Excerpt from a dataset
########################################

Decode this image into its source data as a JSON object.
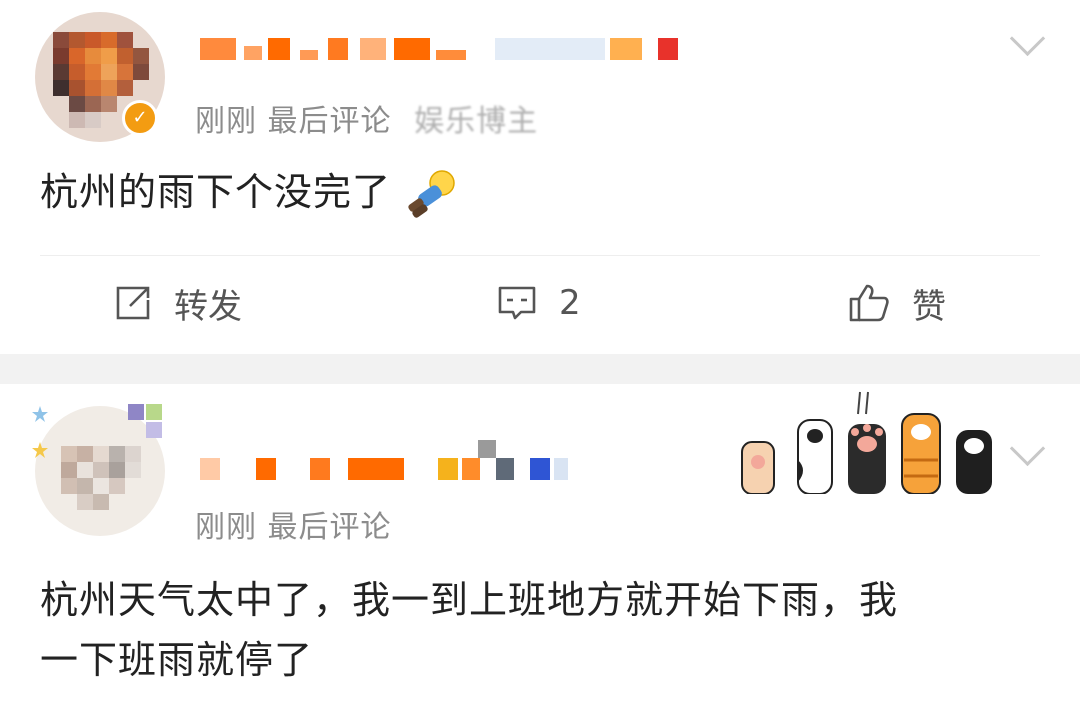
{
  "comments": [
    {
      "time": "刚刚",
      "label": "最后评论",
      "source": "娱乐博主",
      "content": "杭州的雨下个没完了",
      "actions": {
        "repost_label": "转发",
        "comment_count": "2",
        "like_label": "赞"
      }
    },
    {
      "time": "刚刚",
      "label": "最后评论",
      "content_line1": "杭州天气太中了，我一到上班地方就开始下雨，我",
      "content_line2": "一下班雨就停了"
    }
  ],
  "colors": {
    "accent_orange": "#f39c12",
    "name_orange": "#ff6a00",
    "meta_gray": "#8c8c8c",
    "separator": "#f2f2f2"
  },
  "icons": [
    "chevron-down-icon",
    "repost-icon",
    "comment-icon",
    "like-icon",
    "verified-badge-icon",
    "cat-paws-sticker"
  ]
}
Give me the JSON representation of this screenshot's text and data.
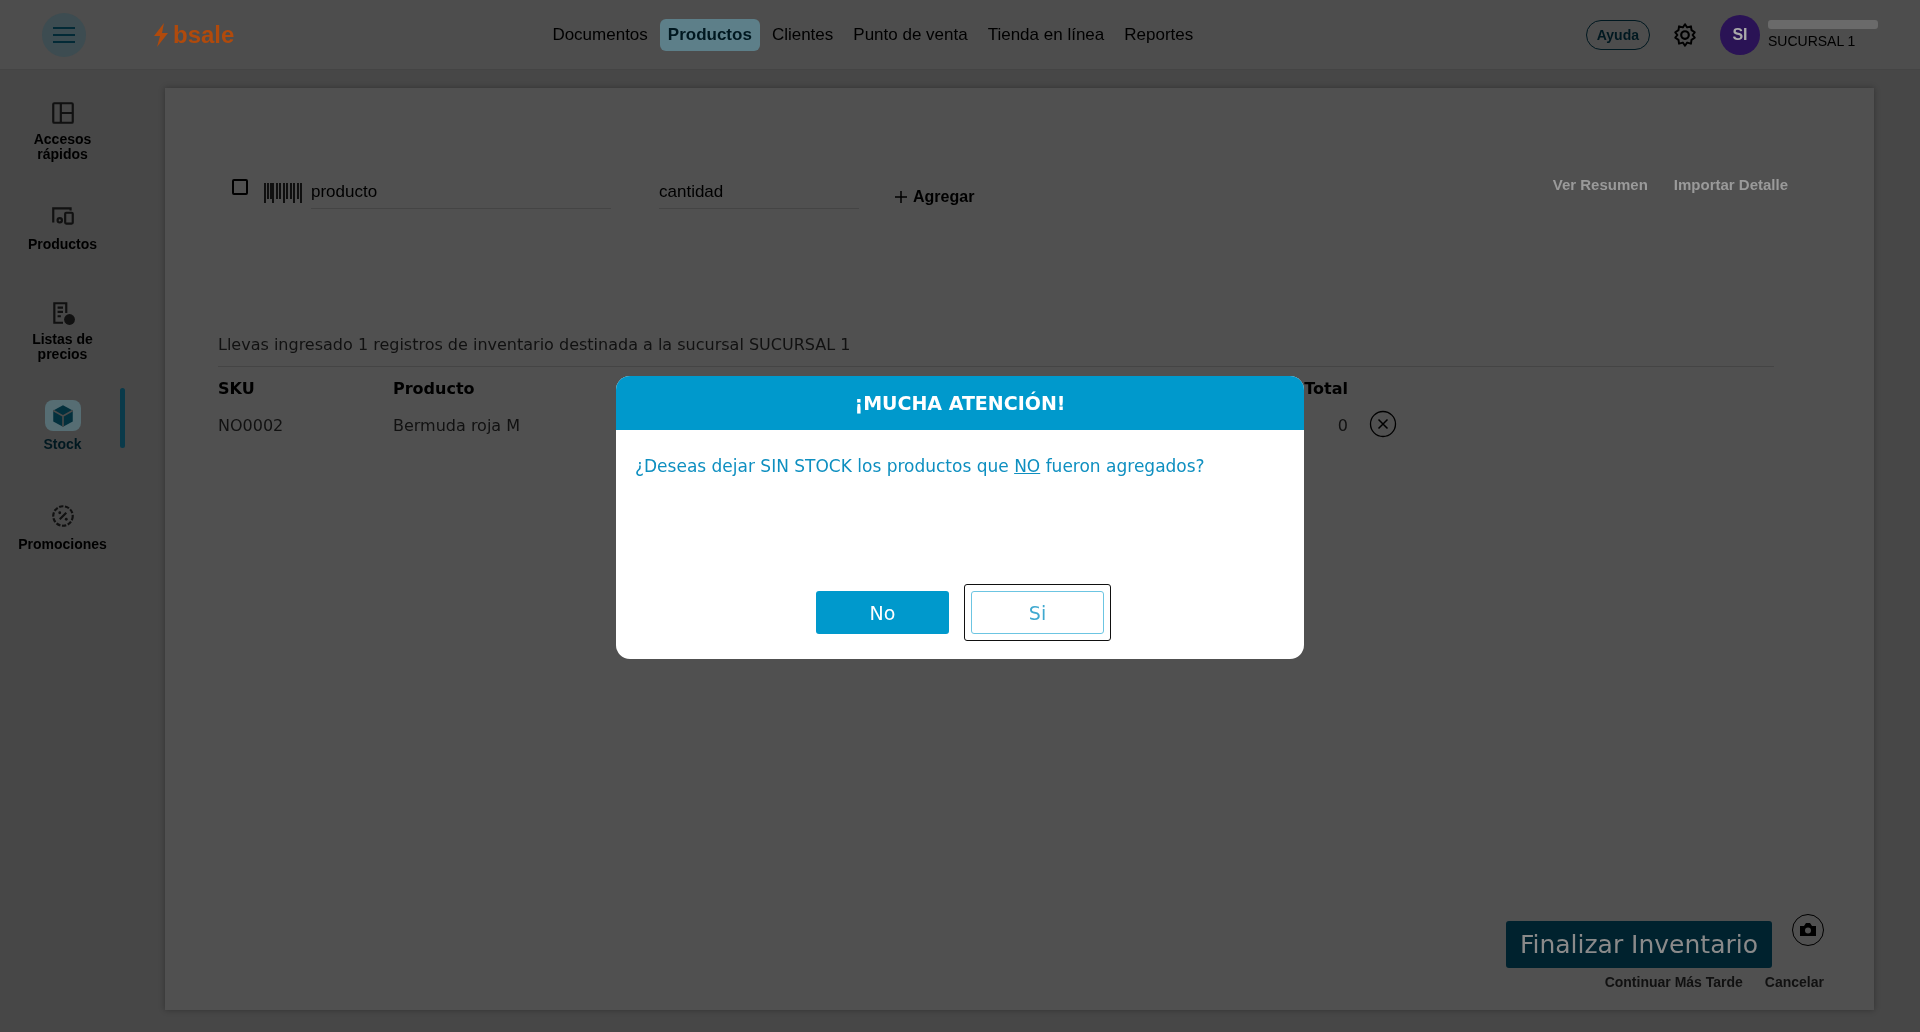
{
  "header": {
    "brand": "bsale",
    "nav": [
      {
        "label": "Documentos",
        "selected": false
      },
      {
        "label": "Productos",
        "selected": true
      },
      {
        "label": "Clientes",
        "selected": false
      },
      {
        "label": "Punto de venta",
        "selected": false
      },
      {
        "label": "Tienda en línea",
        "selected": false
      },
      {
        "label": "Reportes",
        "selected": false
      }
    ],
    "help": "Ayuda",
    "avatar": "SI",
    "branch": "SUCURSAL 1"
  },
  "sidebar": {
    "items": [
      {
        "label": "Accesos rápidos",
        "kind": "layout",
        "selected": false
      },
      {
        "label": "Productos",
        "kind": "devices",
        "selected": false
      },
      {
        "label": "Listas de precios",
        "kind": "pricelist",
        "selected": false
      },
      {
        "label": "Stock",
        "kind": "box",
        "selected": true
      },
      {
        "label": "Promociones",
        "kind": "promo",
        "selected": false
      }
    ]
  },
  "form": {
    "select_all": {
      "checked": false
    },
    "product": {
      "placeholder": "producto"
    },
    "quantity": {
      "placeholder": "cantidad"
    },
    "add": "Agregar",
    "links": [
      "Ver Resumen",
      "Importar Detalle"
    ]
  },
  "summary": "Llevas ingresado 1 registros de inventario destinada a la sucursal SUCURSAL 1",
  "table": {
    "columns": [
      "SKU",
      "Producto",
      "Total"
    ],
    "rows": [
      {
        "sku": "NO0002",
        "product": "Bermuda roja M",
        "total": "0"
      }
    ]
  },
  "footer": {
    "finish": "Finalizar Inventario",
    "later": "Continuar Más Tarde",
    "cancel": "Cancelar"
  },
  "dialog": {
    "title": "¡MUCHA ATENCIÓN!",
    "message": {
      "before": "¿Deseas dejar SIN STOCK los productos que ",
      "underlined": "NO",
      "after": " fueron agregados?"
    },
    "buttons": [
      {
        "label": "No",
        "kind": "primary",
        "focused": false
      },
      {
        "label": "Si",
        "kind": "outline",
        "focused": true
      }
    ]
  }
}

########################################

Task prompt: Your task is to set down the records shown above exactly, minus any pictures.

Solution:
Decode this image into its source data as a JSON object.
{
  "comments": [
    {
      "time": "刚刚",
      "label": "最后评论",
      "source": "娱乐博主",
      "content": "杭州的雨下个没完了",
      "actions": {
        "repost_label": "转发",
        "comment_count": "2",
        "like_label": "赞"
      }
    },
    {
      "time": "刚刚",
      "label": "最后评论",
      "content_line1": "杭州天气太中了，我一到上班地方就开始下雨，我",
      "content_line2": "一下班雨就停了"
    }
  ],
  "colors": {
    "accent_orange": "#f39c12",
    "name_orange": "#ff6a00",
    "meta_gray": "#8c8c8c",
    "separator": "#f2f2f2"
  },
  "icons": [
    "chevron-down-icon",
    "repost-icon",
    "comment-icon",
    "like-icon",
    "verified-badge-icon",
    "cat-paws-sticker"
  ]
}
Give me the JSON representation of this screenshot's text and data.
{
  "header": {
    "brand": "bsale",
    "nav": [
      {
        "label": "Documentos",
        "selected": false
      },
      {
        "label": "Productos",
        "selected": true
      },
      {
        "label": "Clientes",
        "selected": false
      },
      {
        "label": "Punto de venta",
        "selected": false
      },
      {
        "label": "Tienda en línea",
        "selected": false
      },
      {
        "label": "Reportes",
        "selected": false
      }
    ],
    "help": "Ayuda",
    "avatar": "SI",
    "branch": "SUCURSAL 1"
  },
  "sidebar": {
    "items": [
      {
        "label": "Accesos rápidos",
        "kind": "layout",
        "selected": false
      },
      {
        "label": "Productos",
        "kind": "devices",
        "selected": false
      },
      {
        "label": "Listas de precios",
        "kind": "pricelist",
        "selected": false
      },
      {
        "label": "Stock",
        "kind": "box",
        "selected": true
      },
      {
        "label": "Promociones",
        "kind": "promo",
        "selected": false
      }
    ]
  },
  "form": {
    "select_all": {
      "checked": false
    },
    "product": {
      "placeholder": "producto"
    },
    "quantity": {
      "placeholder": "cantidad"
    },
    "add": "Agregar",
    "links": [
      "Ver Resumen",
      "Importar Detalle"
    ]
  },
  "summary": "Llevas ingresado 1 registros de inventario destinada a la sucursal SUCURSAL 1",
  "table": {
    "columns": [
      "SKU",
      "Producto",
      "Total"
    ],
    "rows": [
      {
        "sku": "NO0002",
        "product": "Bermuda roja M",
        "total": "0"
      }
    ]
  },
  "footer": {
    "finish": "Finalizar Inventario",
    "later": "Continuar Más Tarde",
    "cancel": "Cancelar"
  },
  "dialog": {
    "title": "¡MUCHA ATENCIÓN!",
    "message": {
      "before": "¿Deseas dejar SIN STOCK los productos que ",
      "underlined": "NO",
      "after": " fueron agregados?"
    },
    "buttons": [
      {
        "label": "No",
        "kind": "primary",
        "focused": false
      },
      {
        "label": "Si",
        "kind": "outline",
        "focused": true
      }
    ]
  }
}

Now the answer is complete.